◆ Input for this task:
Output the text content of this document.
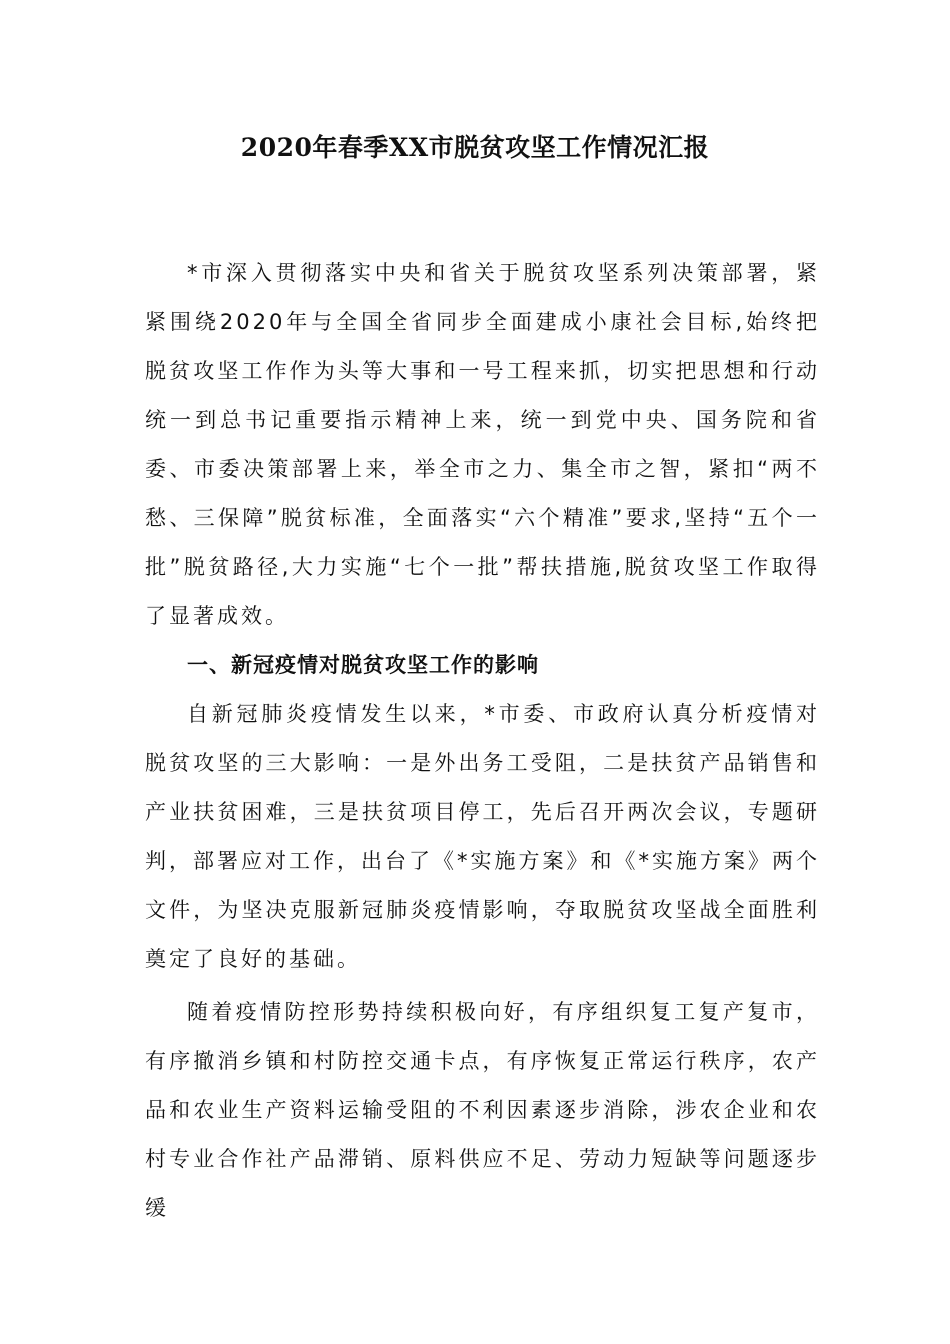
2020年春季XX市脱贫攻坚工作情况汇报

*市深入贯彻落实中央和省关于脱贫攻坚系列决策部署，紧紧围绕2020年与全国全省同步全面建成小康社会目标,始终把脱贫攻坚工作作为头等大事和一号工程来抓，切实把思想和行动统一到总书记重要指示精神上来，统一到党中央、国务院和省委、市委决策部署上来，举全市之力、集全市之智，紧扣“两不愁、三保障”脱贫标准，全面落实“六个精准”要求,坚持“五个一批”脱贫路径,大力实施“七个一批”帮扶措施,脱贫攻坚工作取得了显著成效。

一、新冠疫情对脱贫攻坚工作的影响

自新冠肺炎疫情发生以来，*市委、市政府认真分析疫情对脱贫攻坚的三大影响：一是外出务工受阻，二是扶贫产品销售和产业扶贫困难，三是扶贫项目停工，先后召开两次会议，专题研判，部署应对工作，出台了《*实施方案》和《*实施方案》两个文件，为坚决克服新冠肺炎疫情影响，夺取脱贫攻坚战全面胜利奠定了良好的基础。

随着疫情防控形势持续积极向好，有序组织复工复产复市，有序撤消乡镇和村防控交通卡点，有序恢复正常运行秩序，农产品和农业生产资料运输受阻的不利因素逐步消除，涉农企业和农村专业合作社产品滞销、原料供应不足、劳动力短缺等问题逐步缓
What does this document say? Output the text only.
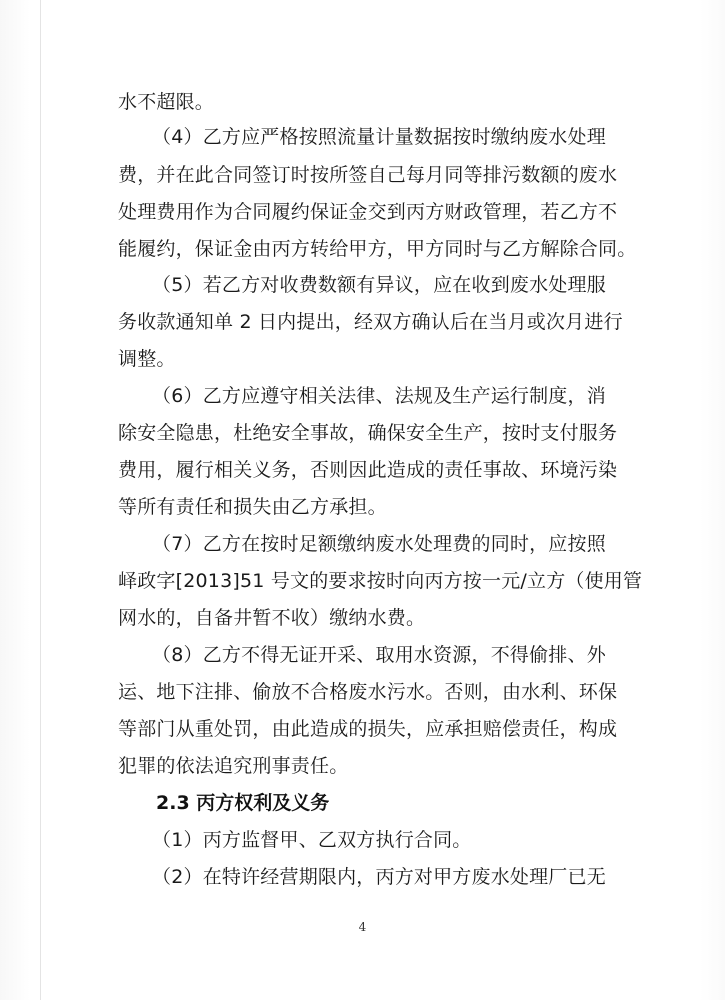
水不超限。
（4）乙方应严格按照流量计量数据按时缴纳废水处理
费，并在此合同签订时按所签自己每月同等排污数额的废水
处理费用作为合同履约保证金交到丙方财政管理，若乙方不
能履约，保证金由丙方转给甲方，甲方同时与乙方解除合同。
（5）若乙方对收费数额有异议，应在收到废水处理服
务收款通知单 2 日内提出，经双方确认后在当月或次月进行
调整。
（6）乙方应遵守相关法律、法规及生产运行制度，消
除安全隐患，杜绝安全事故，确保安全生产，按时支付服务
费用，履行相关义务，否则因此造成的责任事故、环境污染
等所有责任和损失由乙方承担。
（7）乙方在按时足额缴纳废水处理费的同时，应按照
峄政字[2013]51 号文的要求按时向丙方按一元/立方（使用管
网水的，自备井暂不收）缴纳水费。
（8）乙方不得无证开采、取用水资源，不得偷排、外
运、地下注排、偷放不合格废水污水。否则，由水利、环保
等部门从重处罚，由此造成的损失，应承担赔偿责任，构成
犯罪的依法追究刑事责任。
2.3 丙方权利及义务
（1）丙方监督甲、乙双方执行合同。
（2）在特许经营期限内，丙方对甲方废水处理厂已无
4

◆ Goal: Write out the records above exactly as they stand, leaving out every picture.

◆ Task solution:
Output the text content of this document.
2020年春季XX市脱贫攻坚工作情况汇报

*市深入贯彻落实中央和省关于脱贫攻坚系列决策部署，紧紧围绕2020年与全国全省同步全面建成小康社会目标,始终把脱贫攻坚工作作为头等大事和一号工程来抓，切实把思想和行动统一到总书记重要指示精神上来，统一到党中央、国务院和省委、市委决策部署上来，举全市之力、集全市之智，紧扣“两不愁、三保障”脱贫标准，全面落实“六个精准”要求,坚持“五个一批”脱贫路径,大力实施“七个一批”帮扶措施,脱贫攻坚工作取得了显著成效。

一、新冠疫情对脱贫攻坚工作的影响

自新冠肺炎疫情发生以来，*市委、市政府认真分析疫情对脱贫攻坚的三大影响：一是外出务工受阻，二是扶贫产品销售和产业扶贫困难，三是扶贫项目停工，先后召开两次会议，专题研判，部署应对工作，出台了《*实施方案》和《*实施方案》两个文件，为坚决克服新冠肺炎疫情影响，夺取脱贫攻坚战全面胜利奠定了良好的基础。

随着疫情防控形势持续积极向好，有序组织复工复产复市，有序撤消乡镇和村防控交通卡点，有序恢复正常运行秩序，农产品和农业生产资料运输受阻的不利因素逐步消除，涉农企业和农村专业合作社产品滞销、原料供应不足、劳动力短缺等问题逐步缓
What does this document say? Output the text only.
水不超限。
（4）乙方应严格按照流量计量数据按时缴纳废水处理
费，并在此合同签订时按所签自己每月同等排污数额的废水
处理费用作为合同履约保证金交到丙方财政管理，若乙方不
能履约，保证金由丙方转给甲方，甲方同时与乙方解除合同。
（5）若乙方对收费数额有异议，应在收到废水处理服
务收款通知单 2 日内提出，经双方确认后在当月或次月进行
调整。
（6）乙方应遵守相关法律、法规及生产运行制度，消
除安全隐患，杜绝安全事故，确保安全生产，按时支付服务
费用，履行相关义务，否则因此造成的责任事故、环境污染
等所有责任和损失由乙方承担。
（7）乙方在按时足额缴纳废水处理费的同时，应按照
峄政字[2013]51 号文的要求按时向丙方按一元/立方（使用管
网水的，自备井暂不收）缴纳水费。
（8）乙方不得无证开采、取用水资源，不得偷排、外
运、地下注排、偷放不合格废水污水。否则，由水利、环保
等部门从重处罚，由此造成的损失，应承担赔偿责任，构成
犯罪的依法追究刑事责任。
2.3 丙方权利及义务
（1）丙方监督甲、乙双方执行合同。
（2）在特许经营期限内，丙方对甲方废水处理厂已无
4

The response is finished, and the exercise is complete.